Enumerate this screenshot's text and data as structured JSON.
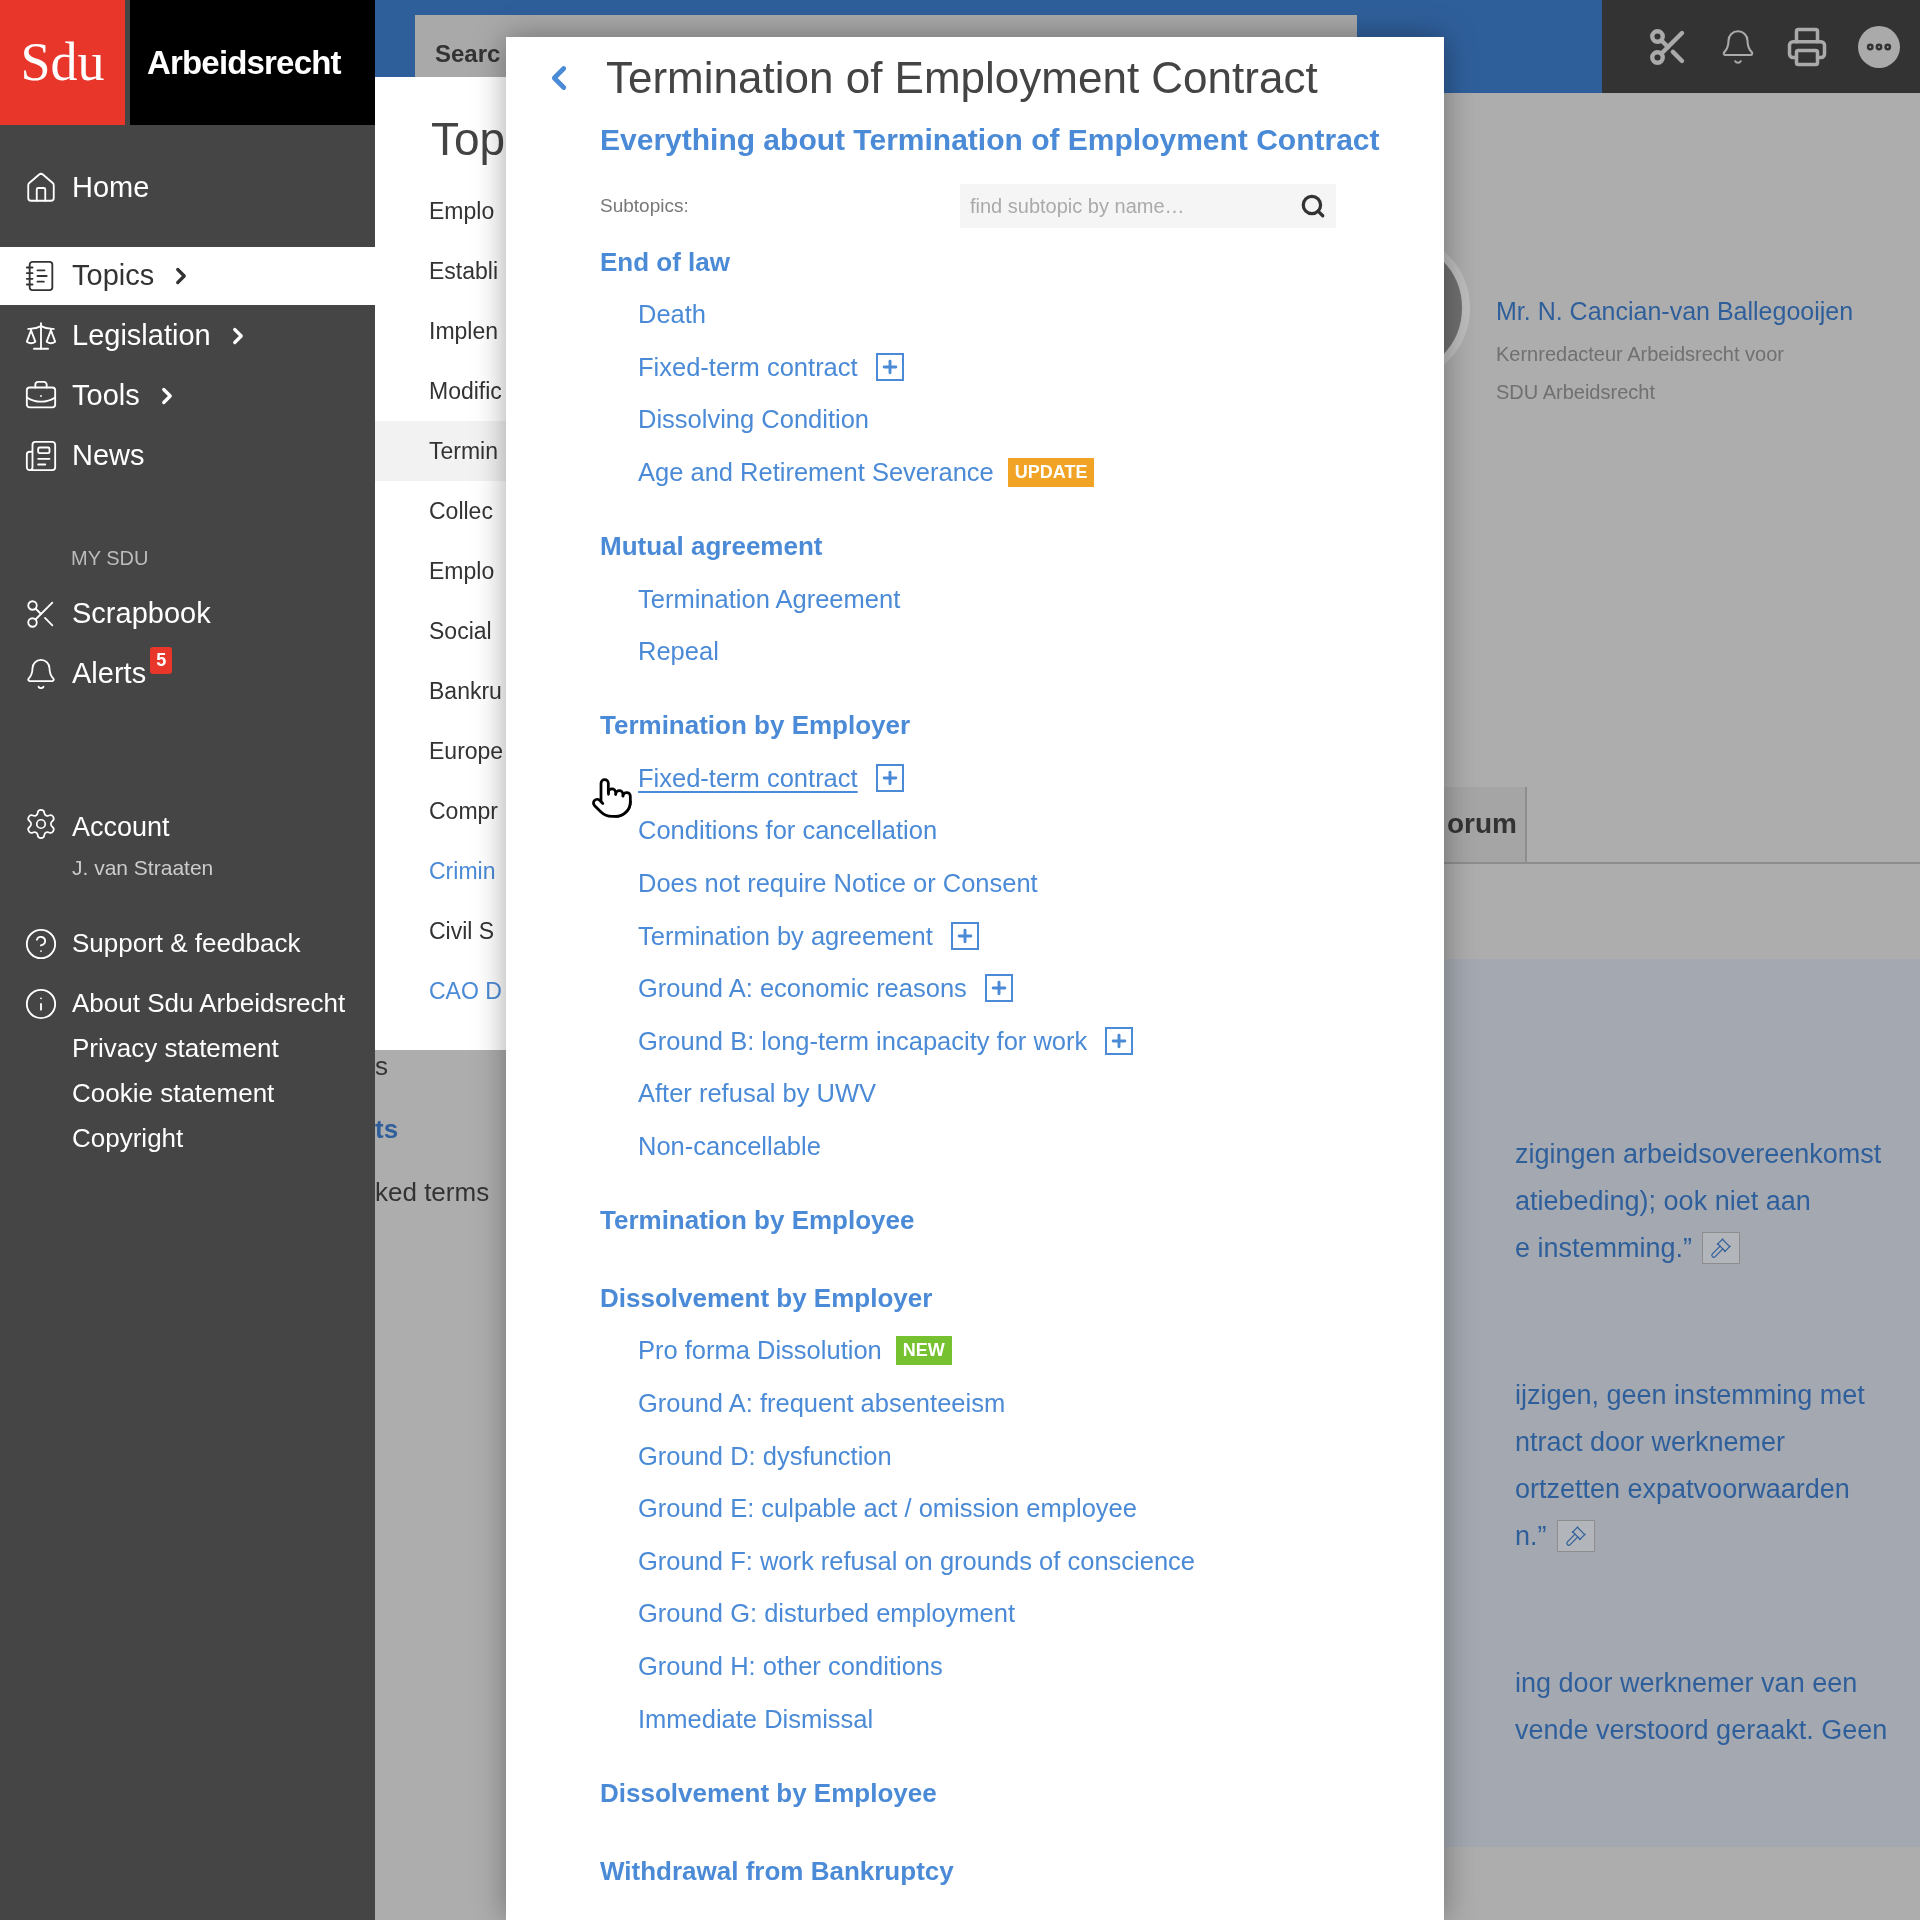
{
  "brand": {
    "logo": "Sdu",
    "title": "Arbeidsrecht"
  },
  "sidebar": {
    "items": [
      {
        "label": "Home",
        "selected": false,
        "has_arrow": false
      },
      {
        "label": "Topics",
        "selected": true,
        "has_arrow": true
      },
      {
        "label": "Legislation",
        "selected": false,
        "has_arrow": true
      },
      {
        "label": "Tools",
        "selected": false,
        "has_arrow": true
      },
      {
        "label": "News",
        "selected": false,
        "has_arrow": false
      }
    ],
    "section_title": "MY SDU",
    "my_items": [
      {
        "label": "Scrapbook"
      },
      {
        "label": "Alerts",
        "badge": "5"
      }
    ],
    "account": {
      "label": "Account",
      "user": "J. van Straaten"
    },
    "footer_links": [
      {
        "label": "Support & feedback"
      },
      {
        "label": "About Sdu Arbeidsrecht"
      },
      {
        "label": "Privacy statement"
      },
      {
        "label": "Cookie statement"
      },
      {
        "label": "Copyright"
      }
    ]
  },
  "search": {
    "placeholder": "Searc"
  },
  "background": {
    "author": {
      "name": "Mr. N. Cancian-van Ballegooijen",
      "role_lines": [
        "Kernredacteur Arbeidsrecht voor",
        "SDU Arbeidsrecht"
      ]
    },
    "tab": "orum",
    "under_panel": [
      {
        "text": "s",
        "kind": "plain"
      },
      {
        "text": "ts",
        "kind": "heading"
      },
      {
        "text": "ked terms",
        "kind": "plain"
      }
    ],
    "quote_paragraphs": [
      {
        "lines": [
          "zigingen arbeidsovereenkomst",
          "atiebeding); ook niet aan",
          "e instemming.”"
        ],
        "pin": true
      },
      {
        "lines": [
          "ijzigen, geen instemming met",
          "ntract door werknemer",
          "ortzetten expatvoorwaarden",
          "n.”"
        ],
        "pin": true
      },
      {
        "lines": [
          "ing door werknemer van een",
          "vende verstoord geraakt. Geen"
        ],
        "pin": false
      }
    ]
  },
  "topics_panel": {
    "title": "Top",
    "items": [
      {
        "label": "Emplo",
        "kind": "plain",
        "selected": false
      },
      {
        "label": "Establi",
        "kind": "plain",
        "selected": false
      },
      {
        "label": "Implen",
        "kind": "plain",
        "selected": false
      },
      {
        "label": "Modific",
        "kind": "plain",
        "selected": false
      },
      {
        "label": "Termin",
        "kind": "plain",
        "selected": true
      },
      {
        "label": "Collec",
        "kind": "plain",
        "selected": false
      },
      {
        "label": "Emplo",
        "kind": "plain",
        "selected": false
      },
      {
        "label": "Social",
        "kind": "plain",
        "selected": false
      },
      {
        "label": "Bankru",
        "kind": "plain",
        "selected": false
      },
      {
        "label": "Europe",
        "kind": "plain",
        "selected": false
      },
      {
        "label": "Compr",
        "kind": "plain",
        "selected": false
      },
      {
        "label": "Crimin",
        "kind": "link",
        "selected": false
      },
      {
        "label": "Civil S",
        "kind": "plain",
        "selected": false
      },
      {
        "label": "CAO D",
        "kind": "link",
        "selected": false
      }
    ]
  },
  "modal": {
    "title": "Termination of Employment Contract",
    "subtitle": "Everything about Termination of Employment Contract",
    "subtopics_label": "Subtopics:",
    "search_placeholder": "find subtopic by name…",
    "groups": [
      {
        "title": "End of law",
        "items": [
          {
            "label": "Death",
            "expandable": false,
            "hovered": false
          },
          {
            "label": "Fixed-term contract",
            "expandable": true,
            "hovered": false
          },
          {
            "label": "Dissolving Condition",
            "expandable": false,
            "hovered": false
          },
          {
            "label": "Age and Retirement Severance",
            "expandable": false,
            "hovered": false,
            "badge": {
              "text": "UPDATE",
              "kind": "update"
            }
          }
        ]
      },
      {
        "title": "Mutual agreement",
        "items": [
          {
            "label": "Termination Agreement",
            "expandable": false,
            "hovered": false
          },
          {
            "label": "Repeal",
            "expandable": false,
            "hovered": false
          }
        ]
      },
      {
        "title": "Termination by Employer",
        "items": [
          {
            "label": "Fixed-term contract",
            "expandable": true,
            "hovered": true
          },
          {
            "label": "Conditions for cancellation",
            "expandable": false,
            "hovered": false
          },
          {
            "label": "Does not require Notice or Consent",
            "expandable": false,
            "hovered": false
          },
          {
            "label": "Termination by agreement",
            "expandable": true,
            "hovered": false
          },
          {
            "label": "Ground A: economic reasons",
            "expandable": true,
            "hovered": false
          },
          {
            "label": "Ground B: long-term incapacity for work",
            "expandable": true,
            "hovered": false
          },
          {
            "label": "After refusal by UWV",
            "expandable": false,
            "hovered": false
          },
          {
            "label": "Non-cancellable",
            "expandable": false,
            "hovered": false
          }
        ]
      },
      {
        "title": "Termination by Employee"
      },
      {
        "title": "Dissolvement by Employer",
        "items": [
          {
            "label": "Pro forma Dissolution",
            "expandable": false,
            "hovered": false,
            "badge": {
              "text": "NEW",
              "kind": "new"
            }
          },
          {
            "label": "Ground A: frequent absenteeism",
            "expandable": false,
            "hovered": false
          },
          {
            "label": "Ground D: dysfunction",
            "expandable": false,
            "hovered": false
          },
          {
            "label": "Ground E: culpable act / omission employee",
            "expandable": false,
            "hovered": false
          },
          {
            "label": "Ground F: work refusal on grounds of conscience",
            "expandable": false,
            "hovered": false
          },
          {
            "label": "Ground G: disturbed employment",
            "expandable": false,
            "hovered": false
          },
          {
            "label": "Ground H: other conditions",
            "expandable": false,
            "hovered": false
          },
          {
            "label": "Immediate Dismissal",
            "expandable": false,
            "hovered": false
          }
        ]
      },
      {
        "title": "Dissolvement by Employee"
      },
      {
        "title": "Withdrawal from Bankruptcy"
      }
    ]
  }
}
──────
* _Stated exercise_: Gather all lines where the word "text" appears.

* _Task result_:
Enumerate this screenshot's text and data as structured JSON.
        "text": "s",
        "text": "ts",
        "text": "ked terms",
              "text": "UPDATE",
              "text": "NEW",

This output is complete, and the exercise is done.